Stored records:
- - -

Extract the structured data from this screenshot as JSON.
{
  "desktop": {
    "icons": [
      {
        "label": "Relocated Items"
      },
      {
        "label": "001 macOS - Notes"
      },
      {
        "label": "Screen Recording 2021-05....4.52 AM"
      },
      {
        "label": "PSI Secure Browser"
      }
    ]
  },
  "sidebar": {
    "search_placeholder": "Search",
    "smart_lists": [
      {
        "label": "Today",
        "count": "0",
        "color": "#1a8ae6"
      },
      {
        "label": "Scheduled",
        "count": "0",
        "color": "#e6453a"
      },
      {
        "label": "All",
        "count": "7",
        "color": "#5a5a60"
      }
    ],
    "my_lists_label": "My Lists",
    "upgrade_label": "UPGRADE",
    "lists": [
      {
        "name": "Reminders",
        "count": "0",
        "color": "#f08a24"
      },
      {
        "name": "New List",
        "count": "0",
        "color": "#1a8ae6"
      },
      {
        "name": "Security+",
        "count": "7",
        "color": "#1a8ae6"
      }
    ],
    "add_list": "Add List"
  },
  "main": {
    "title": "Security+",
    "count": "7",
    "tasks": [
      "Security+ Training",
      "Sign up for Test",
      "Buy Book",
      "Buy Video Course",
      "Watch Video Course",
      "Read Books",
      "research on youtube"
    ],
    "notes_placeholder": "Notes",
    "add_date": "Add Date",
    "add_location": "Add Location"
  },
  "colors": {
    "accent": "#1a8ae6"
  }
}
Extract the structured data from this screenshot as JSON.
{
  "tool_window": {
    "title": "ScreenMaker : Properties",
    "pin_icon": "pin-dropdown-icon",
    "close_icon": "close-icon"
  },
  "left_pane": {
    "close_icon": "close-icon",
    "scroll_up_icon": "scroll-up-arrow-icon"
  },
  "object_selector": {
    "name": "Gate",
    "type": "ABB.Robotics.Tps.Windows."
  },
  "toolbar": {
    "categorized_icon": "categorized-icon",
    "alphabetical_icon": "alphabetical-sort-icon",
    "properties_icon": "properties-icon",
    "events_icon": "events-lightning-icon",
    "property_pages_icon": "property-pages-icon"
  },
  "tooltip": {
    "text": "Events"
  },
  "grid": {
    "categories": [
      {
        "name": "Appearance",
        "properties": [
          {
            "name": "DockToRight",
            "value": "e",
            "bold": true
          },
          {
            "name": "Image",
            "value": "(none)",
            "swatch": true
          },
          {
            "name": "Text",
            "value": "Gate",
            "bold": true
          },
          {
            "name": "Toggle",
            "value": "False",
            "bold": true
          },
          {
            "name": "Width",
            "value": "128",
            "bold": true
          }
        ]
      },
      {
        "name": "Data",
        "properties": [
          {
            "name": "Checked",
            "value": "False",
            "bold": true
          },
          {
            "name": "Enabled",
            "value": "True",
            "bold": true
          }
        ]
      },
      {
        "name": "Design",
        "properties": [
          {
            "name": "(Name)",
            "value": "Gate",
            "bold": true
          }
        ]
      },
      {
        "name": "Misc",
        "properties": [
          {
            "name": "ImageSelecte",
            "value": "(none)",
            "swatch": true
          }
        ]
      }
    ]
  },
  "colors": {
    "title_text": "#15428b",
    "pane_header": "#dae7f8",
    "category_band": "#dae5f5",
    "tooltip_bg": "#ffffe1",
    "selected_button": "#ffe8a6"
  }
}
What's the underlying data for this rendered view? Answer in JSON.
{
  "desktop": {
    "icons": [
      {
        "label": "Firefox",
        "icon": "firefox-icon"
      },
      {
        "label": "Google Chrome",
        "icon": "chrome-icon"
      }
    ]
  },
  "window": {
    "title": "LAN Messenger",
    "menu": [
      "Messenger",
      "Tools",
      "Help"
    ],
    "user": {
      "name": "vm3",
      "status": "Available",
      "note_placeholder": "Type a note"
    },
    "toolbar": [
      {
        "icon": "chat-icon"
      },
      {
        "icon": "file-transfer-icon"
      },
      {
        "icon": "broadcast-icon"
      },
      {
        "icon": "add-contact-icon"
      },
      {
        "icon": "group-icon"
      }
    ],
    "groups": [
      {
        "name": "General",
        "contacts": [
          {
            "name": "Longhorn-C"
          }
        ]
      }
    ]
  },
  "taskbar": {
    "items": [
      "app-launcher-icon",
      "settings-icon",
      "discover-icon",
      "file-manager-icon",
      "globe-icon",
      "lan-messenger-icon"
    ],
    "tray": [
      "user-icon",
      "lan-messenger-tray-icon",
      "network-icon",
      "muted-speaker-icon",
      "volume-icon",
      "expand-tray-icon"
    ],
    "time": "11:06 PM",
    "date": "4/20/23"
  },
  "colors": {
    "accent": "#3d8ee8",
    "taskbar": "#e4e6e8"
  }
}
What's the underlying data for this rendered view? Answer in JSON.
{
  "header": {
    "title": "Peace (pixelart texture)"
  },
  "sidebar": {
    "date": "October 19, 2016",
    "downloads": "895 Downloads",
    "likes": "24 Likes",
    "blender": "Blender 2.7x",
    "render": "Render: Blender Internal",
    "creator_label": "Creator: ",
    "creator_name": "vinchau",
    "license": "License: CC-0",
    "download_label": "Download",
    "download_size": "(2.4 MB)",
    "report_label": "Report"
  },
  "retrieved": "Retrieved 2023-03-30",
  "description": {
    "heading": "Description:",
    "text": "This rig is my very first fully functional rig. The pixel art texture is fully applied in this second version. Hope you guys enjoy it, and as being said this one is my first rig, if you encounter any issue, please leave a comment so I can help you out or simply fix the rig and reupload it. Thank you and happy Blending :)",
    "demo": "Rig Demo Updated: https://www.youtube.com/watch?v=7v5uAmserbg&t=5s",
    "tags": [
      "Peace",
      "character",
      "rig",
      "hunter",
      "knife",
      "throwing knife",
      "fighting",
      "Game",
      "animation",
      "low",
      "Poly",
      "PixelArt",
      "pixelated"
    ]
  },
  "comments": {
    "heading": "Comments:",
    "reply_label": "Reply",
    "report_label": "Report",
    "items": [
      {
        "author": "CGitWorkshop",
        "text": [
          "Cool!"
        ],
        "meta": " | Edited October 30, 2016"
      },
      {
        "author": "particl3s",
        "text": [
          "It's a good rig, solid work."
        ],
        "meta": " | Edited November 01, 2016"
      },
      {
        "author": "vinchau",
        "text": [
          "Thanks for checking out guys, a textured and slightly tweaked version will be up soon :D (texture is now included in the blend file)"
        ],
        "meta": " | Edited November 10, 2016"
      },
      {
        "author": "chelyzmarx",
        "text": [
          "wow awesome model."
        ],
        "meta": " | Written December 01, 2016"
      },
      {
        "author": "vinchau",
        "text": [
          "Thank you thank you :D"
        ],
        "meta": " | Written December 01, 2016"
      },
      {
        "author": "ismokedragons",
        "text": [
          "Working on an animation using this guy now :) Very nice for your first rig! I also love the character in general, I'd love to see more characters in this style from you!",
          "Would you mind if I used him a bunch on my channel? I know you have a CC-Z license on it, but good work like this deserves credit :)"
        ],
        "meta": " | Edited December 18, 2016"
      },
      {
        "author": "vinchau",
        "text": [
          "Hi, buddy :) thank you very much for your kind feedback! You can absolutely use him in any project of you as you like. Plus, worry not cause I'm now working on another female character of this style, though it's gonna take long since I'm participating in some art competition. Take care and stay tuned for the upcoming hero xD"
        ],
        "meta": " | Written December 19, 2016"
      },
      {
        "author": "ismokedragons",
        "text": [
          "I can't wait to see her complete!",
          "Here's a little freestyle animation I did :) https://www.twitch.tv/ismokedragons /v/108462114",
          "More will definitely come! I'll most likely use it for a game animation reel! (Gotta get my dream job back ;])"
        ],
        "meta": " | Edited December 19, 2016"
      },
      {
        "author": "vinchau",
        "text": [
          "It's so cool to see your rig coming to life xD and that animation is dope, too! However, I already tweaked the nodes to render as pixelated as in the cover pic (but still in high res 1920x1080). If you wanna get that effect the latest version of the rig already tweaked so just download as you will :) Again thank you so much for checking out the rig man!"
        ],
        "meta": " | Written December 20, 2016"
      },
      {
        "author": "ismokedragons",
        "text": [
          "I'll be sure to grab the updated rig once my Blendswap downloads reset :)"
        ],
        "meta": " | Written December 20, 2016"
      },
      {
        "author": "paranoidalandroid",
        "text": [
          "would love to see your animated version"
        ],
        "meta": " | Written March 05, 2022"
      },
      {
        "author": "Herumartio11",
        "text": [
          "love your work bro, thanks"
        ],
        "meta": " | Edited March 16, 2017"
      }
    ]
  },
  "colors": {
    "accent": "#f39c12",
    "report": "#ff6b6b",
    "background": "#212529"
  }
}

- - -

• Your task
Check all the records above and select each line where the string "tweaked" is found.

• Task solution
          "Thanks for checking out guys, a textured and slightly tweaked version will be up soon :D (texture is now included in the blend file)"
          "It's so cool to see your rig coming to life xD and that animation is dope, too! However, I already tweaked the nodes to render as pixelated as in the cover pic (but still in high res 1920x1080). If you wanna get that effect the latest version of the rig already tweaked so just download as you will :) Again thank you so much for checking out the rig man!"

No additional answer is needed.